- _EXERCISE OBJECTIVE_:
Return every line of the data below that includes the string "中国宝安".

- _ENTRIES SUPPLIED_:
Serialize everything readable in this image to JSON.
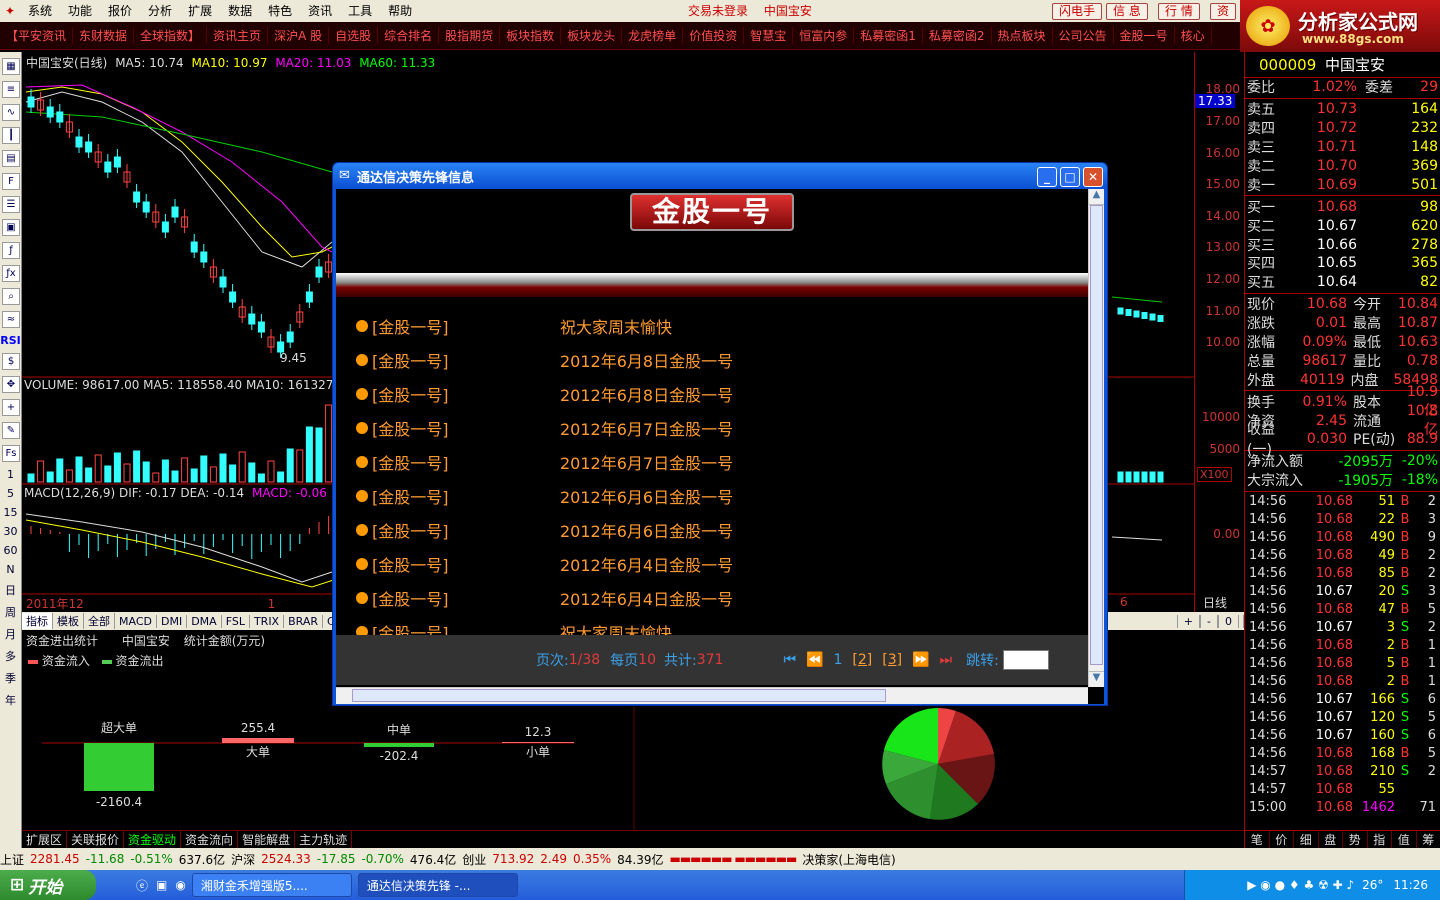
{
  "app": {
    "menu": [
      "系统",
      "功能",
      "报价",
      "分析",
      "扩展",
      "数据",
      "特色",
      "资讯",
      "工具",
      "帮助"
    ],
    "trade_status": "交易未登录",
    "current_stock": "中国宝安",
    "right_buttons": [
      "闪电手",
      "信 息",
      "行 情",
      "资"
    ]
  },
  "brand": {
    "title": "分析家公式网",
    "url": "www.88gs.com"
  },
  "quick_links": [
    "【平安资讯",
    "东财数据",
    "全球指数】",
    "资讯主页",
    "深沪A 股",
    "自选股",
    "综合排名",
    "股指期货",
    "板块指数",
    "板块龙头",
    "龙虎榜单",
    "价值投资",
    "智慧宝",
    "恒富内参",
    "私募密函1",
    "私募密函2",
    "热点板块",
    "公司公告",
    "金股一号",
    "核心"
  ],
  "left_tools": [
    "RSI",
    "1",
    "5",
    "15",
    "30",
    "60",
    "N",
    "日",
    "周",
    "月",
    "多",
    "季",
    "年"
  ],
  "chart": {
    "header_name": "中国宝安(日线)",
    "ma5": "MA5: 10.74",
    "ma10": "MA10: 10.97",
    "ma20": "MA20: 11.03",
    "ma60": "MA60: 11.33",
    "price_axis": [
      "18.00",
      "17.00",
      "16.00",
      "15.00",
      "14.00",
      "13.00",
      "12.00",
      "11.00",
      "10.00"
    ],
    "current_tag": "17.33",
    "low_label": "9.45",
    "volume_line": "VOLUME: 98617.00  MA5: 118558.40  MA10: 161327.20",
    "vol_axis": [
      "10000",
      "5000"
    ],
    "vol_unit": "X100",
    "macd_line": "MACD(12,26,9)  DIF: -0.17  DEA: -0.14",
    "macd_val": "MACD: -0.06",
    "macd_axis": "0.00",
    "date_left": "2011年",
    "date_m1": "12",
    "date_m2": "1",
    "date_m3": "6",
    "period": "日线",
    "indicator_tabs": [
      "指标",
      "模板",
      "全部",
      "MACD",
      "DMI",
      "DMA",
      "FSL",
      "TRIX",
      "BRAR",
      "CR",
      "VR"
    ],
    "zoom_btns": [
      "+",
      "-",
      "0"
    ]
  },
  "fund": {
    "title": "资金进出统计",
    "stock": "中国宝安",
    "unit": "统计金额(万元)",
    "legend_in": "资金流入",
    "legend_out": "资金流出",
    "cats": [
      {
        "name": "超大单",
        "value": "-2160.4"
      },
      {
        "name": "大单",
        "value": "255.4"
      },
      {
        "name": "中单",
        "value": "-202.4"
      },
      {
        "name": "小单",
        "value": "12.3"
      }
    ],
    "bottom_tabs": [
      "扩展区",
      "关联报价",
      "资金驱动",
      "资金流向",
      "智能解盘",
      "主力轨迹"
    ],
    "active_tab": "资金驱动"
  },
  "quote": {
    "code": "000009",
    "name": "中国宝安",
    "weibi": {
      "l": "委比",
      "v": "1.02%",
      "l2": "委差",
      "v2": "29"
    },
    "asks": [
      [
        "卖五",
        "10.73",
        "164"
      ],
      [
        "卖四",
        "10.72",
        "232"
      ],
      [
        "卖三",
        "10.71",
        "148"
      ],
      [
        "卖二",
        "10.70",
        "369"
      ],
      [
        "卖一",
        "10.69",
        "501"
      ]
    ],
    "bids": [
      [
        "买一",
        "10.68",
        "98"
      ],
      [
        "买二",
        "10.67",
        "620"
      ],
      [
        "买三",
        "10.66",
        "278"
      ],
      [
        "买四",
        "10.65",
        "365"
      ],
      [
        "买五",
        "10.64",
        "82"
      ]
    ],
    "stats": [
      [
        "现价",
        "10.68",
        "今开",
        "10.84"
      ],
      [
        "涨跌",
        "0.01",
        "最高",
        "10.87"
      ],
      [
        "涨幅",
        "0.09%",
        "最低",
        "10.63"
      ],
      [
        "总量",
        "98617",
        "量比",
        "0.78"
      ],
      [
        "外盘",
        "40119",
        "内盘",
        "58498"
      ]
    ],
    "stats2": [
      [
        "换手",
        "0.91%",
        "股本",
        "10.9亿"
      ],
      [
        "净资",
        "2.45",
        "流通",
        "10.8亿"
      ],
      [
        "收益(一)",
        "0.030",
        "PE(动)",
        "88.9"
      ]
    ],
    "flows": [
      [
        "净流入额",
        "-2095万",
        "-20%"
      ],
      [
        "大宗流入",
        "-1905万",
        "-18%"
      ]
    ],
    "ticks": [
      [
        "14:56",
        "10.68",
        "51",
        "B",
        "2"
      ],
      [
        "14:56",
        "10.68",
        "22",
        "B",
        "3"
      ],
      [
        "14:56",
        "10.68",
        "490",
        "B",
        "9"
      ],
      [
        "14:56",
        "10.68",
        "49",
        "B",
        "2"
      ],
      [
        "14:56",
        "10.68",
        "85",
        "B",
        "2"
      ],
      [
        "14:56",
        "10.67",
        "20",
        "S",
        "3"
      ],
      [
        "14:56",
        "10.68",
        "47",
        "B",
        "5"
      ],
      [
        "14:56",
        "10.67",
        "3",
        "S",
        "2"
      ],
      [
        "14:56",
        "10.68",
        "2",
        "B",
        "1"
      ],
      [
        "14:56",
        "10.68",
        "5",
        "B",
        "1"
      ],
      [
        "14:56",
        "10.68",
        "2",
        "B",
        "1"
      ],
      [
        "14:56",
        "10.67",
        "166",
        "S",
        "6"
      ],
      [
        "14:56",
        "10.67",
        "120",
        "S",
        "5"
      ],
      [
        "14:56",
        "10.67",
        "160",
        "S",
        "6"
      ],
      [
        "14:56",
        "10.68",
        "168",
        "B",
        "5"
      ],
      [
        "14:57",
        "10.68",
        "210",
        "S",
        "2"
      ],
      [
        "14:57",
        "10.68",
        "55",
        "",
        ""
      ],
      [
        "15:00",
        "10.68",
        "1462",
        "",
        "71"
      ]
    ],
    "tabs": [
      "笔",
      "价",
      "细",
      "盘",
      "势",
      "指",
      "值",
      "筹"
    ]
  },
  "statusbar": {
    "sh": "上证",
    "sh_v": "2281.45",
    "sh_c": "-11.68",
    "sh_p": "-0.51%",
    "sh_a": "637.6亿",
    "hs": "沪深",
    "hs_v": "2524.33",
    "hs_c": "-17.85",
    "hs_p": "-0.70%",
    "hs_a": "476.4亿",
    "cy": "创业",
    "cy_v": "713.92",
    "cy_c": "2.49",
    "cy_p": "0.35%",
    "cy_a": "84.39亿",
    "broker": "决策家(上海电信)"
  },
  "taskbar": {
    "start": "开始",
    "tasks": [
      "湘财金禾增强版5....",
      "通达信决策先锋 -..."
    ],
    "time": "11:26",
    "temp": "26°"
  },
  "dialog": {
    "title": "通达信决策先锋信息",
    "banner": "金股一号",
    "items": [
      [
        "[金股一号]",
        "祝大家周末愉快"
      ],
      [
        "[金股一号]",
        "2012年6月8日金股一号"
      ],
      [
        "[金股一号]",
        "2012年6月8日金股一号"
      ],
      [
        "[金股一号]",
        "2012年6月7日金股一号"
      ],
      [
        "[金股一号]",
        "2012年6月7日金股一号"
      ],
      [
        "[金股一号]",
        "2012年6月6日金股一号"
      ],
      [
        "[金股一号]",
        "2012年6月6日金股一号"
      ],
      [
        "[金股一号]",
        "2012年6月4日金股一号"
      ],
      [
        "[金股一号]",
        "2012年6月4日金股一号"
      ],
      [
        "[金股一号]",
        "祝大家周末愉快"
      ]
    ],
    "pager": {
      "label_page": "页次:",
      "page": "1/38",
      "label_per": "每页",
      "per": "10",
      "label_total": "共计:",
      "total": "371",
      "pages": [
        "1",
        "[2]",
        "[3]"
      ],
      "goto": "跳转:"
    }
  }
}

- _EXERCISE RESPONSE_:
    "current_stock": "中国宝安",
    "header_name": "中国宝安(日线)",
    "stock": "中国宝安",
    "name": "中国宝安",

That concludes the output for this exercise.